* Texto de apoio:

Aprendemos na psicanálise que a criança para transicionar de um espaço a outro, a saber, para passar da relação com aquela que faz a função materna para uma relação com mundo, se apoia em objetos que a representam e assim tem a função de acalmar a angustia da separação. O bebezinho fica com o “paninho” que o aconchega quando a mãe sai, a criança pequena leva para a escola o ursinho de casa. Esses objetos são muitos e vão tendo várias caras ao longo dos anos. Sua função é nos dar uma certa segurança para enfrentar o novo sendo um representante do já conhecido, são chamados de objetos transicionais.

* Enunciados do exercício:
1 – Transcreva fielmente o trecho do texto sobre objetos transicionais desde "Aprendemos na psicanálise" até "de objetos transicionais.", inclusive.
2 – Com base no texto sobre objetos transicionais, indique se cada afirmação está de acordo com ele, respondendo sim ou não e citando literalmente as palavras do texto que decidem a questão.
(a) Quando a mãe sai, o bebê fica com um paninho que o aconchega.
(b) Os objetos transicionais conservam a mesma aparência ao longo dos anos.
(c) Esses objetos funcionam como representantes do que é novo.
3 – Prossiga o texto sobre objetos transicionais a partir da última frase apresentada.

Anotações das caixas dos elementos:
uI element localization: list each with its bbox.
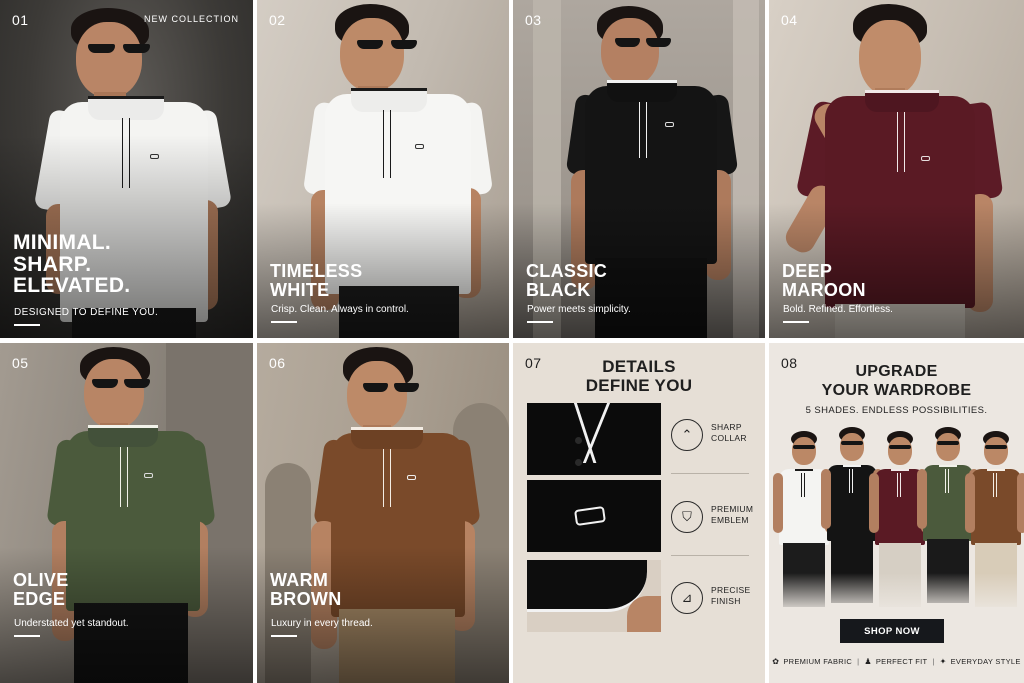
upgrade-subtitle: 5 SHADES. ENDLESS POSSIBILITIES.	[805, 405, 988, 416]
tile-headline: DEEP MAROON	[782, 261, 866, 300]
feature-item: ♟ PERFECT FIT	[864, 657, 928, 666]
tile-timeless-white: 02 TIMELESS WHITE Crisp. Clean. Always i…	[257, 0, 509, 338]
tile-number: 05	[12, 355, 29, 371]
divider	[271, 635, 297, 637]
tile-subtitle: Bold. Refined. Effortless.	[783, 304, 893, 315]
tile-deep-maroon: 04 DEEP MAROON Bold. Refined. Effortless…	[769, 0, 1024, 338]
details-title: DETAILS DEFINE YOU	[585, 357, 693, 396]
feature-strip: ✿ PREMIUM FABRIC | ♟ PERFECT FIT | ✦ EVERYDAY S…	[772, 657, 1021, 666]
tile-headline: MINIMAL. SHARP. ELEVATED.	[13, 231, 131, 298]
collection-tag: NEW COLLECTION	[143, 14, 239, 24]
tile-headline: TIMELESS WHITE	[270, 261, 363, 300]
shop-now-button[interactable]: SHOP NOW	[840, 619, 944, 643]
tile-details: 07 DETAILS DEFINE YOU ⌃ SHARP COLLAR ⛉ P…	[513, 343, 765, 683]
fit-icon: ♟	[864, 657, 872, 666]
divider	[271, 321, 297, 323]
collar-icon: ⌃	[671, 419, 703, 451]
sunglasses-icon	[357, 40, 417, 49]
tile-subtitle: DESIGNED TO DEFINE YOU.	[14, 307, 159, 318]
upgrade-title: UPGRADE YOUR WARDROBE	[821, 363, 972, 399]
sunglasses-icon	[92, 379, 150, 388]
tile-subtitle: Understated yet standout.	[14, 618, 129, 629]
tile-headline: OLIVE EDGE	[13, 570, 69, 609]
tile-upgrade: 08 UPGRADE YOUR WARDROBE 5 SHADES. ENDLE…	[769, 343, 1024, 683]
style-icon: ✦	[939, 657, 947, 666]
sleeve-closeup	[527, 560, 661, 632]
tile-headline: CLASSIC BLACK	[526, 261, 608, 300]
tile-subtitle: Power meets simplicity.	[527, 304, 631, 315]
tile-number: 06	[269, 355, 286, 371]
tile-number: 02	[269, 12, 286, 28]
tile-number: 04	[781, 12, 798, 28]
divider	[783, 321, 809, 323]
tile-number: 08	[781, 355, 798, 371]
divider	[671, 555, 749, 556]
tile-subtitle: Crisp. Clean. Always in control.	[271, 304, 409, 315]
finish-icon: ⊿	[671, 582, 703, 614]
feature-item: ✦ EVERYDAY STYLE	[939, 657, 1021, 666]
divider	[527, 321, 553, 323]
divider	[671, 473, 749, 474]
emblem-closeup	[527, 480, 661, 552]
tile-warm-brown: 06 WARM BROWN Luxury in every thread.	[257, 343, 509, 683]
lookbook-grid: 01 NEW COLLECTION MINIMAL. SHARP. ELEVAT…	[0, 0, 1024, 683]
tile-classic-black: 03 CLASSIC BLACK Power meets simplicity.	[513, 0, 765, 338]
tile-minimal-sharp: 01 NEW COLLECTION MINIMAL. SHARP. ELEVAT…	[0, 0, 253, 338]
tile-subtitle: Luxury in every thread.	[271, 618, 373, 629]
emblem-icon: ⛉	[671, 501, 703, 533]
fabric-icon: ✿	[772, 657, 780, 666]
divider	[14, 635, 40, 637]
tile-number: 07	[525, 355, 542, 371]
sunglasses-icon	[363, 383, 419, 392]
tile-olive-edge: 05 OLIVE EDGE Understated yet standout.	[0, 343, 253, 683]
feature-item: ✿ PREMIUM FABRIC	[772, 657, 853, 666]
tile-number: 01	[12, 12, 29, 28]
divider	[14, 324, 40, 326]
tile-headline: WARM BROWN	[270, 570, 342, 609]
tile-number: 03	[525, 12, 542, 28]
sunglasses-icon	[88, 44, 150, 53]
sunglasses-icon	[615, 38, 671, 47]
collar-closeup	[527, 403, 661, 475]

* Respostas por tarefa:
1 –
Aprendemos na psicanálise que a criança para transicionar de um espaço a outro, a saber, para passar da relação com aquela que faz a função materna para uma relação com mundo, se apoia em objetos que a representam e assim tem a função de acalmar a angustia da separação. O bebezinho fica com o “paninho” que o aconchega quando a mãe sai, a criança pequena leva para a escola o ursinho de casa. Esses objetos são muitos e vão tendo várias caras ao longo dos anos. Sua função é nos dar uma certa segurança para enfrentar o novo sendo um representante do já conhecido, são chamados de objetos transicionais.

2 –
(a) Sim: "O bebezinho fica com o “paninho” que o aconchega quando a mãe sai".
(b) Não: "Esses objetos são muitos e vão tendo várias caras ao longo dos anos".
(c) Não: "sendo um representante do já conhecido".

3 –
Objetos transicionais nos remetem ao brincar e sua importância estruturante para a nossa constituição psíquica. Precisamos dar conta de construir nosso lugar no mundo e é isso que ensaiamos nas brincadeiras de fazer casa ou fazer toca. Ou você nunca brincou ou testemunhou aquela brincadeira de fazer uma cabaninha no meio da sala ou embaixo da mesa de jantar com lençóis e panos improvisados para “proteger bem” e lá para dentro levar um monte de “objetos essenciais”?
Da importância do objeto transicional para a importância do brincar, lembrei de uma experiência pessoal. Quando fizemos as malas para ir morar fora do país algum tempo, fiz questão de levar uma mala grande com os brinquedos preferidos dos meus filhos. Muitos acharam um exagero, afinal brinquedo se compra de novo. Eu chamei de cuidado. Era tudo novo, mas o ursinho e a barbie estavam ali. Era tudo novo, mas os carrinhos e os livrinhos vieram junto para encarar essa aventura. E isso serviu para todos nós e não só para os pequenos, levamos pequenos objetos de decoração e fotos que davam ao novo alguma sensação de aconchego e familiaridade. Deu certo!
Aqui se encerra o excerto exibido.